Exercise directions
Please copy every line of the data below without any changes, leaving out the pictures.

BEGIN Records to use

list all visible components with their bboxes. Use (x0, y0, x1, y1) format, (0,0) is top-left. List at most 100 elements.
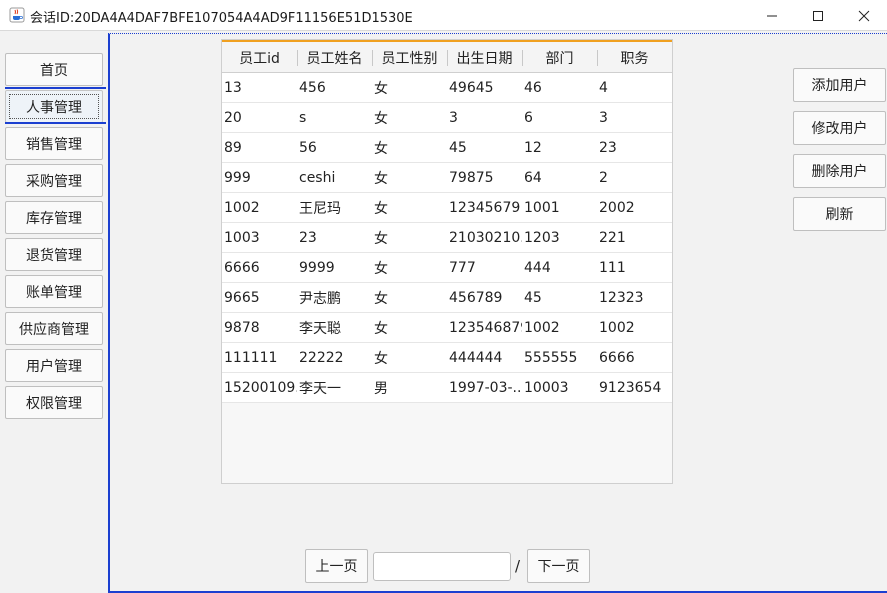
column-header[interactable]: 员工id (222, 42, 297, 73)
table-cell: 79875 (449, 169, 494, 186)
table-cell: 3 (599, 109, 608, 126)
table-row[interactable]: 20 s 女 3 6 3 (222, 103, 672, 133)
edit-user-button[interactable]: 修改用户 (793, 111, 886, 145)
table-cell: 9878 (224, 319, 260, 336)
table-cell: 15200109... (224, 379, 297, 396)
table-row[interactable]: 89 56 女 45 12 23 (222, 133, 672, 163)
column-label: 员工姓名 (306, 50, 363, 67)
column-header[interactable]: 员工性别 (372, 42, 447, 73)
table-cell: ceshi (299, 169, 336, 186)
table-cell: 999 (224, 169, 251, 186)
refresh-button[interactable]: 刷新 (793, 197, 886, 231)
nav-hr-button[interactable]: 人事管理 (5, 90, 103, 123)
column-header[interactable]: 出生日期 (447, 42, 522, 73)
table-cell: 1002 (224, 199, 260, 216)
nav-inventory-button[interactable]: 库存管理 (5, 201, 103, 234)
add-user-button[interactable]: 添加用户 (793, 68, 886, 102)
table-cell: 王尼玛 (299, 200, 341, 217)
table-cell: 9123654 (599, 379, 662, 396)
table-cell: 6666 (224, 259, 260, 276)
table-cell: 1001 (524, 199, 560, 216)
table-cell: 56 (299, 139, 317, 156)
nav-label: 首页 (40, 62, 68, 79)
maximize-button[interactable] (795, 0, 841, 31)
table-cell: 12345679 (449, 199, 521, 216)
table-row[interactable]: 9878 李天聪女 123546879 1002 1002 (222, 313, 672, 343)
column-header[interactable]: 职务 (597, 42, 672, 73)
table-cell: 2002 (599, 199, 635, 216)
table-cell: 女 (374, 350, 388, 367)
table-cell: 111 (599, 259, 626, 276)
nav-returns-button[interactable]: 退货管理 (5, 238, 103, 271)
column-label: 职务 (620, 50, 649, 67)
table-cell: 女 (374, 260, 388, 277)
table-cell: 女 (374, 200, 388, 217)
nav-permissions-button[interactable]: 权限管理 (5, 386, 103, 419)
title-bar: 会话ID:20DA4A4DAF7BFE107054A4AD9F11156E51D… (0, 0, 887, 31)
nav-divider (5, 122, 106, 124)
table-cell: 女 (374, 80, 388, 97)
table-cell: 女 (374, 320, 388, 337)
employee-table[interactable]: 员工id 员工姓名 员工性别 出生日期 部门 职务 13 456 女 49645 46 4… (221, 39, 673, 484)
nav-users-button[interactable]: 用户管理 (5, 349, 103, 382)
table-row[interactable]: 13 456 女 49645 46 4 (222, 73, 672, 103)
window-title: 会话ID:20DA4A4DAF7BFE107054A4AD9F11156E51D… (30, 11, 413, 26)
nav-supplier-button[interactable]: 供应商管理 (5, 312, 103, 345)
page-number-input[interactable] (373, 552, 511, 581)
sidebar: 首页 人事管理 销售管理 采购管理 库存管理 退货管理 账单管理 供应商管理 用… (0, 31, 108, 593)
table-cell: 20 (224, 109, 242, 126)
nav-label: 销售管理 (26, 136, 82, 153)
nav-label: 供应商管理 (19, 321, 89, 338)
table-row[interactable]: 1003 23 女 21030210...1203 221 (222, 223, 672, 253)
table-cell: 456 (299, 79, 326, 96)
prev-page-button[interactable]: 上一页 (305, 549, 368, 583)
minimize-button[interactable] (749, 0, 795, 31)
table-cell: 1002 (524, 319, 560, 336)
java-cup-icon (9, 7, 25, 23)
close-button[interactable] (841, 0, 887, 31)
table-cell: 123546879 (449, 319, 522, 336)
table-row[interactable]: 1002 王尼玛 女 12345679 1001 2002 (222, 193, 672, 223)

END Records to use

Answer for this exercise
list all visible components with their bboxes. Use (x0, y0, x1, y1) format, (0,0) is top-left. List at most 100 elements.
column-header[interactable]: 员工id (222, 42, 297, 73)
table-cell: 79875 (449, 169, 494, 186)
table-cell: 3 (599, 109, 608, 126)
table-row[interactable]: 20 s 女 3 6 3 (222, 103, 672, 133)
edit-user-button[interactable]: 修改用户 (793, 111, 886, 145)
table-cell: 9878 (224, 319, 260, 336)
table-cell: 15200109... (224, 379, 297, 396)
table-row[interactable]: 89 56 女 45 12 23 (222, 133, 672, 163)
column-label: 员工姓名 (306, 50, 363, 67)
column-header[interactable]: 员工性别 (372, 42, 447, 73)
table-cell: ceshi (299, 169, 336, 186)
table-cell: 999 (224, 169, 251, 186)
refresh-button[interactable]: 刷新 (793, 197, 886, 231)
nav-hr-button[interactable]: 人事管理 (5, 90, 103, 123)
column-header[interactable]: 出生日期 (447, 42, 522, 73)
table-cell: 1002 (224, 199, 260, 216)
nav-inventory-button[interactable]: 库存管理 (5, 201, 103, 234)
add-user-button[interactable]: 添加用户 (793, 68, 886, 102)
table-cell: 王尼玛 (299, 200, 341, 217)
table-cell: 9123654 (599, 379, 662, 396)
table-cell: 6666 (224, 259, 260, 276)
table-cell: 1001 (524, 199, 560, 216)
table-cell: 56 (299, 139, 317, 156)
nav-label: 首页 (40, 62, 68, 79)
maximize-button[interactable] (795, 0, 841, 31)
table-cell: 12345679 (449, 199, 521, 216)
table-row[interactable]: 9878 李天聪女 123546879 1002 1002 (222, 313, 672, 343)
column-header[interactable]: 职务 (597, 42, 672, 73)
table-cell: 2002 (599, 199, 635, 216)
table-cell: 女 (374, 350, 388, 367)
table-cell: 111 (599, 259, 626, 276)
nav-returns-button[interactable]: 退货管理 (5, 238, 103, 271)
column-label: 职务 (620, 50, 649, 67)
table-cell: 女 (374, 260, 388, 277)
table-cell: 女 (374, 200, 388, 217)
nav-permissions-button[interactable]: 权限管理 (5, 386, 103, 419)
title-bar: 会话ID:20DA4A4DAF7BFE107054A4AD9F11156E51D… (0, 0, 887, 31)
nav-divider (5, 122, 106, 124)
table-cell: 女 (374, 80, 388, 97)
table-cell: 女 (374, 320, 388, 337)
employee-table[interactable]: 员工id 员工姓名 员工性别 出生日期 部门 职务 13 456 女 49645 46 4… (221, 39, 673, 484)
nav-users-button[interactable]: 用户管理 (5, 349, 103, 382)
table-row[interactable]: 13 456 女 49645 46 4 (222, 73, 672, 103)
window-title: 会话ID:20DA4A4DAF7BFE107054A4AD9F11156E51D… (30, 11, 413, 26)
nav-supplier-button[interactable]: 供应商管理 (5, 312, 103, 345)
page-number-input[interactable] (373, 552, 511, 581)
sidebar: 首页 人事管理 销售管理 采购管理 库存管理 退货管理 账单管理 供应商管理 用… (0, 31, 108, 593)
table-cell: 20 (224, 109, 242, 126)
nav-label: 销售管理 (26, 136, 82, 153)
nav-label: 供应商管理 (19, 321, 89, 338)
table-row[interactable]: 1003 23 女 21030210...1203 221 (222, 223, 672, 253)
table-cell: 456 (299, 79, 326, 96)
prev-page-button[interactable]: 上一页 (305, 549, 368, 583)
minimize-button[interactable] (749, 0, 795, 31)
table-cell: 1002 (524, 319, 560, 336)
java-cup-icon (9, 7, 25, 23)
close-button[interactable] (841, 0, 887, 31)
table-cell: 123546879 (449, 319, 522, 336)
table-row[interactable]: 1002 王尼玛 女 12345679 1001 2002 (222, 193, 672, 223)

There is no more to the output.